--- START OF Data in this exercise ---
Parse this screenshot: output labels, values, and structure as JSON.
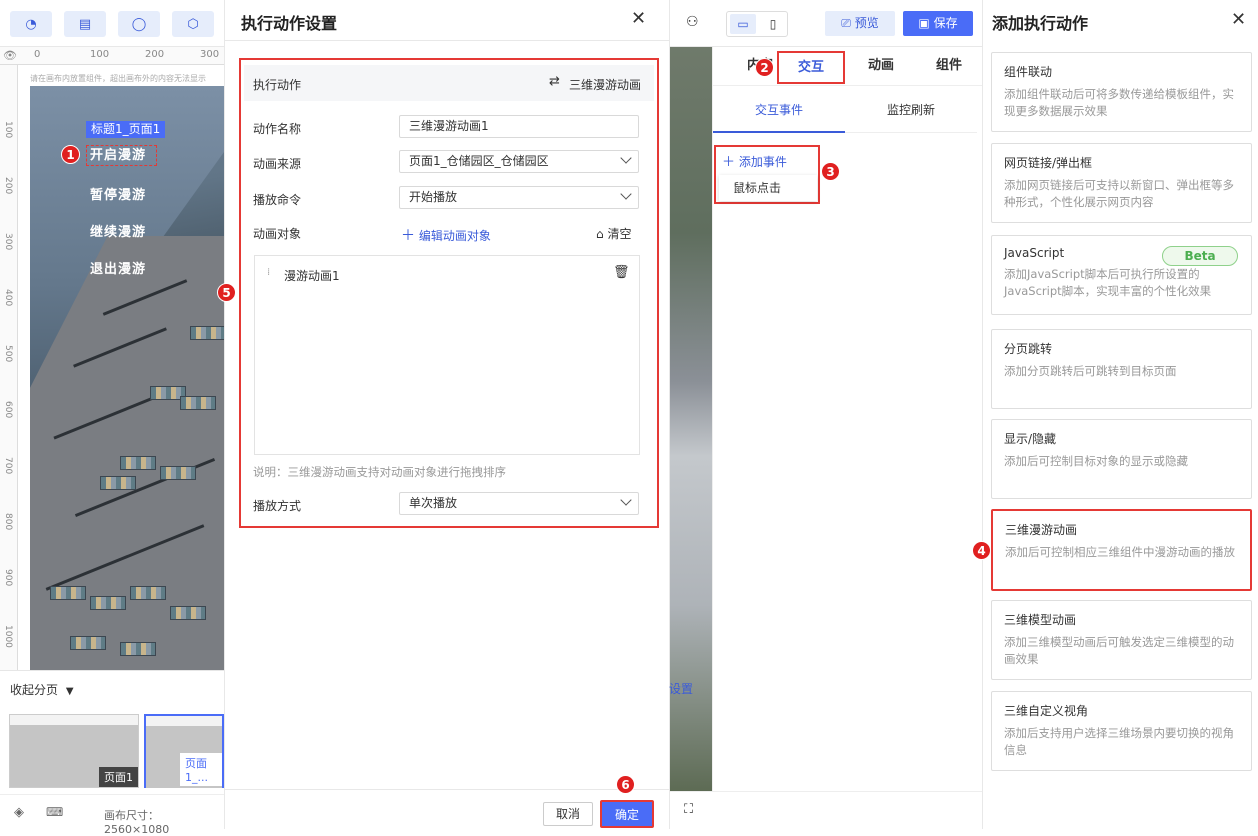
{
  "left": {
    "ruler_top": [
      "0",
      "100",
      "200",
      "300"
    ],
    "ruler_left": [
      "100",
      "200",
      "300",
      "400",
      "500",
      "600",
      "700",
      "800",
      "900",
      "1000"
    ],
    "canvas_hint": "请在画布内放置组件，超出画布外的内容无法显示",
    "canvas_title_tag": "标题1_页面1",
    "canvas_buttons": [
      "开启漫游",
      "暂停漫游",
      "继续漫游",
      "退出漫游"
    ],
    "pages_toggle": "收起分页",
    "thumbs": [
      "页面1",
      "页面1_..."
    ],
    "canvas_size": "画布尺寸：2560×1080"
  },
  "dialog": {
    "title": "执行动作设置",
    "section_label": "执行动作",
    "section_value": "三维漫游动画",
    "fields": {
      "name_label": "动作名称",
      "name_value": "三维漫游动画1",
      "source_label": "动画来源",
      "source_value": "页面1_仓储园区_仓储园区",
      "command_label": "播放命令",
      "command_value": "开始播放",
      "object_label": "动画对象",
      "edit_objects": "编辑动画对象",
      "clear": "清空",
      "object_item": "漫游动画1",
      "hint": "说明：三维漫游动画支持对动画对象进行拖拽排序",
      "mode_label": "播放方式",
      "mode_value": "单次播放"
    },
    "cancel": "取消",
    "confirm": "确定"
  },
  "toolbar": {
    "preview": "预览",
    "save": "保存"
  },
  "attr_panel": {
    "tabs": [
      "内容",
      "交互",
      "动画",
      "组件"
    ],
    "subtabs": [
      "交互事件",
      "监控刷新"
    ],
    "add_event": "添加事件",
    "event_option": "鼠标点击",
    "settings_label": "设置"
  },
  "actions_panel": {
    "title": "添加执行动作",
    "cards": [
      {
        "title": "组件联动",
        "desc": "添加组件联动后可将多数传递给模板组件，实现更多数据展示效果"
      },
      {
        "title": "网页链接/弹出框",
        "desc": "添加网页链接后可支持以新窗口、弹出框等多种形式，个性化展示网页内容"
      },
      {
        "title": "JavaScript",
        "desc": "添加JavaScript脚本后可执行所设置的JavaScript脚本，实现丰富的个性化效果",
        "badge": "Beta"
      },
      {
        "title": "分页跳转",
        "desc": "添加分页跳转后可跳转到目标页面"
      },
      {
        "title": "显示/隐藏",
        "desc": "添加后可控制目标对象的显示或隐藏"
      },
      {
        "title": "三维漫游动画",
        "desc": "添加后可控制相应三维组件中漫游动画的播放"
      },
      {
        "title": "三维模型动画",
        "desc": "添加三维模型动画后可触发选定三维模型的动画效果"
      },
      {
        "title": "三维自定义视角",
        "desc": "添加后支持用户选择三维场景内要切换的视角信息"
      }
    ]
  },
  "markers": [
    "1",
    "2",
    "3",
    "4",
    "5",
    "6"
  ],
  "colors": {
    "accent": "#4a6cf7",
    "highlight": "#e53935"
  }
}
--- END OF Data in this exercise ---
--- START OF Data in this exercise ---
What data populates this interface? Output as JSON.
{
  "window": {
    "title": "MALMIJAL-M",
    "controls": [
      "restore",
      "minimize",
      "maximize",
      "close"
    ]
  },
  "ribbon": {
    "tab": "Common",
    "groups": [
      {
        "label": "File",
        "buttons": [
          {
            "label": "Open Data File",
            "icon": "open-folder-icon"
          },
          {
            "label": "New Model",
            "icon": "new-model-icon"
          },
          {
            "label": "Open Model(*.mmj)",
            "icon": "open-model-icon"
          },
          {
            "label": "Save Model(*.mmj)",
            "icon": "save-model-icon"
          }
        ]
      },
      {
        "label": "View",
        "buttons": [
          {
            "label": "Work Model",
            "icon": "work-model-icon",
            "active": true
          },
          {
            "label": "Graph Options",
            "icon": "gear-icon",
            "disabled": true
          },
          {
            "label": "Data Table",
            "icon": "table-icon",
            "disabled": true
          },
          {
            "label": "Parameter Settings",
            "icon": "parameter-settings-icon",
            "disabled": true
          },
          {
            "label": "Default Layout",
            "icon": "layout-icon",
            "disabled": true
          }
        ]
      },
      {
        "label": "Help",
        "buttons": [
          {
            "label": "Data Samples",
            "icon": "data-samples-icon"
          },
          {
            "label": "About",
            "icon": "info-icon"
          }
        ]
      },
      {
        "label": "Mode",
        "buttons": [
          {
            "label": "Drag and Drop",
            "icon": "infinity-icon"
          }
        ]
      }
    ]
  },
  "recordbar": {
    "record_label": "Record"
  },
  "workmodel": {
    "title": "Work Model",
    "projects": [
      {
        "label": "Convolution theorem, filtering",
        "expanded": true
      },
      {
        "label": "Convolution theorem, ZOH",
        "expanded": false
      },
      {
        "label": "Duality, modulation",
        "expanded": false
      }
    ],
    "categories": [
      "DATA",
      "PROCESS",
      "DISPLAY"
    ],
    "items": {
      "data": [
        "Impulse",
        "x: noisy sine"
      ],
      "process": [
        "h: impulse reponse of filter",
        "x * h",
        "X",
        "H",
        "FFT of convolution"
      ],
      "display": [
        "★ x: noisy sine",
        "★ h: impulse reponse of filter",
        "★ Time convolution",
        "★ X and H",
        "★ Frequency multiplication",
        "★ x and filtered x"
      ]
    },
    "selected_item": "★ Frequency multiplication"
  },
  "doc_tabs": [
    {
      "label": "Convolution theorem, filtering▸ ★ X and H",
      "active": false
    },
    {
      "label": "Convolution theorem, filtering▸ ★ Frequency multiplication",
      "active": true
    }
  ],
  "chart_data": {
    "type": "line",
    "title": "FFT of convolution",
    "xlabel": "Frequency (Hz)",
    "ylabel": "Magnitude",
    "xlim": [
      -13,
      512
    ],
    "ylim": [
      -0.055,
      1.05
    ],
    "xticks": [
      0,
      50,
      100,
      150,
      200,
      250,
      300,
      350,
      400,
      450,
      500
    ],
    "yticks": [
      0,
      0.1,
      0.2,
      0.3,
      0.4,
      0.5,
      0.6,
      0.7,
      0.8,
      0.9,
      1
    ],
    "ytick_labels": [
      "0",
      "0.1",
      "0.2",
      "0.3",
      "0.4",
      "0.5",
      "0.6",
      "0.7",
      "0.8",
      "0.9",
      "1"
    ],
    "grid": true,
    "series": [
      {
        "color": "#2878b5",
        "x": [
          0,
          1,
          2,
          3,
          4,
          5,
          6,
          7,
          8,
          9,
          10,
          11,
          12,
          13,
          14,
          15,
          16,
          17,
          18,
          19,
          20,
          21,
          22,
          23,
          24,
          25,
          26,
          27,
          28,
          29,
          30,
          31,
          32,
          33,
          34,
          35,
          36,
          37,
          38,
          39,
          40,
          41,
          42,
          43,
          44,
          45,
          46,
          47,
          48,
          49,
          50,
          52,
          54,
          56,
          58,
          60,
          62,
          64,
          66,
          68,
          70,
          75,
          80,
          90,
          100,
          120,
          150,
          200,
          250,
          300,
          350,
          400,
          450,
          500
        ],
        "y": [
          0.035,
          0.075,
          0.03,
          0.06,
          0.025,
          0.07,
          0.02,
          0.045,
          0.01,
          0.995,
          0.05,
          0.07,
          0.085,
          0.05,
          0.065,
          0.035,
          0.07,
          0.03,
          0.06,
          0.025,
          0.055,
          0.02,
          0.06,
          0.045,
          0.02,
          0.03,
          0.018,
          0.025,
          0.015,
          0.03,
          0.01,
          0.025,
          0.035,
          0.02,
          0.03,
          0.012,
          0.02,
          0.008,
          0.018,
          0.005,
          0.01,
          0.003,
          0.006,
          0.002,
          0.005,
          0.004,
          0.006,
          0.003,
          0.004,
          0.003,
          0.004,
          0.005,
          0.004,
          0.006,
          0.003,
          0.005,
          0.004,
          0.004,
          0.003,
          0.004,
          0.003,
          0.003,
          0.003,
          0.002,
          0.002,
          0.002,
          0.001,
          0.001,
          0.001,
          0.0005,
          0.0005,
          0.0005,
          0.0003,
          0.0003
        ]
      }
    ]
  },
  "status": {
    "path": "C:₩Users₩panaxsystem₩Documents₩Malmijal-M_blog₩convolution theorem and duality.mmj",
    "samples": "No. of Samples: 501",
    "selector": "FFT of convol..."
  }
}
--- END OF Data in this exercise ---
What to produce:
Extract every line above that contains the word "active".

The reply:
            "active": true
      "active": false
      "active": true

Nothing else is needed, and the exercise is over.